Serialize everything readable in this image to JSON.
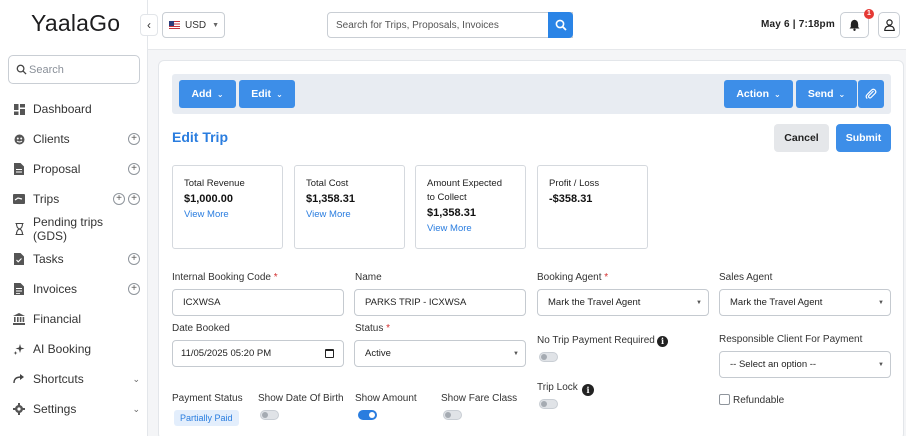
{
  "app": {
    "logo": "YaalaGo"
  },
  "sidebar": {
    "search_placeholder": "Search",
    "items": [
      {
        "label": "Dashboard",
        "icon": "dashboard-icon"
      },
      {
        "label": "Clients",
        "icon": "clients-icon"
      },
      {
        "label": "Proposal",
        "icon": "document-icon"
      },
      {
        "label": "Trips",
        "icon": "ticket-icon"
      },
      {
        "label": "Pending trips (GDS)",
        "icon": "hourglass-icon"
      },
      {
        "label": "Tasks",
        "icon": "tasks-icon"
      },
      {
        "label": "Invoices",
        "icon": "invoice-icon"
      },
      {
        "label": "Financial",
        "icon": "bank-icon"
      },
      {
        "label": "AI Booking",
        "icon": "sparkle-icon"
      },
      {
        "label": "Shortcuts",
        "icon": "shortcut-icon"
      },
      {
        "label": "Settings",
        "icon": "gear-icon"
      }
    ]
  },
  "topbar": {
    "currency": "USD",
    "search_placeholder": "Search for Trips, Proposals, Invoices",
    "datetime": "May 6 | 7:18pm",
    "notification_count": "1"
  },
  "toolbar": {
    "add": "Add",
    "edit": "Edit",
    "action": "Action",
    "send": "Send"
  },
  "page": {
    "title": "Edit Trip",
    "cancel": "Cancel",
    "submit": "Submit"
  },
  "stats": [
    {
      "label": "Total Revenue",
      "value": "$1,000.00",
      "link": "View More"
    },
    {
      "label": "Total Cost",
      "value": "$1,358.31",
      "link": "View More"
    },
    {
      "label": "Amount Expected to Collect",
      "value": "$1,358.31",
      "link": "View More"
    },
    {
      "label": "Profit / Loss",
      "value": "-$358.31",
      "link": ""
    }
  ],
  "form": {
    "booking_code_label": "Internal Booking Code",
    "booking_code": "ICXWSA",
    "name_label": "Name",
    "name": "PARKS TRIP - ICXWSA",
    "booking_agent_label": "Booking Agent",
    "booking_agent": "Mark the Travel Agent",
    "sales_agent_label": "Sales Agent",
    "sales_agent": "Mark the Travel Agent",
    "date_booked_label": "Date Booked",
    "date_booked": "11/05/2025 05:20 PM",
    "status_label": "Status",
    "status": "Active",
    "no_trip_payment_label": "No Trip Payment Required",
    "responsible_client_label": "Responsible Client For Payment",
    "responsible_client": "-- Select an option --",
    "payment_status_label": "Payment Status",
    "payment_status": "Partially Paid",
    "show_dob_label": "Show Date Of Birth",
    "show_amount_label": "Show Amount",
    "show_fare_class_label": "Show Fare Class",
    "trip_lock_label": "Trip Lock",
    "refundable_label": "Refundable",
    "required_mark": "*"
  }
}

+++

Problem description: Restate each line of the records exactly; pictures do not belong in the copy.

Answer for the task:
Serialize everything readable in this image to JSON.
{
  "app": {
    "logo": "YaalaGo"
  },
  "sidebar": {
    "search_placeholder": "Search",
    "items": [
      {
        "label": "Dashboard",
        "icon": "dashboard-icon"
      },
      {
        "label": "Clients",
        "icon": "clients-icon"
      },
      {
        "label": "Proposal",
        "icon": "document-icon"
      },
      {
        "label": "Trips",
        "icon": "ticket-icon"
      },
      {
        "label": "Pending trips (GDS)",
        "icon": "hourglass-icon"
      },
      {
        "label": "Tasks",
        "icon": "tasks-icon"
      },
      {
        "label": "Invoices",
        "icon": "invoice-icon"
      },
      {
        "label": "Financial",
        "icon": "bank-icon"
      },
      {
        "label": "AI Booking",
        "icon": "sparkle-icon"
      },
      {
        "label": "Shortcuts",
        "icon": "shortcut-icon"
      },
      {
        "label": "Settings",
        "icon": "gear-icon"
      }
    ]
  },
  "topbar": {
    "currency": "USD",
    "search_placeholder": "Search for Trips, Proposals, Invoices",
    "datetime": "May 6 | 7:18pm",
    "notification_count": "1"
  },
  "toolbar": {
    "add": "Add",
    "edit": "Edit",
    "action": "Action",
    "send": "Send"
  },
  "page": {
    "title": "Edit Trip",
    "cancel": "Cancel",
    "submit": "Submit"
  },
  "stats": [
    {
      "label": "Total Revenue",
      "value": "$1,000.00",
      "link": "View More"
    },
    {
      "label": "Total Cost",
      "value": "$1,358.31",
      "link": "View More"
    },
    {
      "label": "Amount Expected to Collect",
      "value": "$1,358.31",
      "link": "View More"
    },
    {
      "label": "Profit / Loss",
      "value": "-$358.31",
      "link": ""
    }
  ],
  "form": {
    "booking_code_label": "Internal Booking Code",
    "booking_code": "ICXWSA",
    "name_label": "Name",
    "name": "PARKS TRIP - ICXWSA",
    "booking_agent_label": "Booking Agent",
    "booking_agent": "Mark the Travel Agent",
    "sales_agent_label": "Sales Agent",
    "sales_agent": "Mark the Travel Agent",
    "date_booked_label": "Date Booked",
    "date_booked": "11/05/2025 05:20 PM",
    "status_label": "Status",
    "status": "Active",
    "no_trip_payment_label": "No Trip Payment Required",
    "responsible_client_label": "Responsible Client For Payment",
    "responsible_client": "-- Select an option --",
    "payment_status_label": "Payment Status",
    "payment_status": "Partially Paid",
    "show_dob_label": "Show Date Of Birth",
    "show_amount_label": "Show Amount",
    "show_fare_class_label": "Show Fare Class",
    "trip_lock_label": "Trip Lock",
    "refundable_label": "Refundable",
    "required_mark": "*"
  }
}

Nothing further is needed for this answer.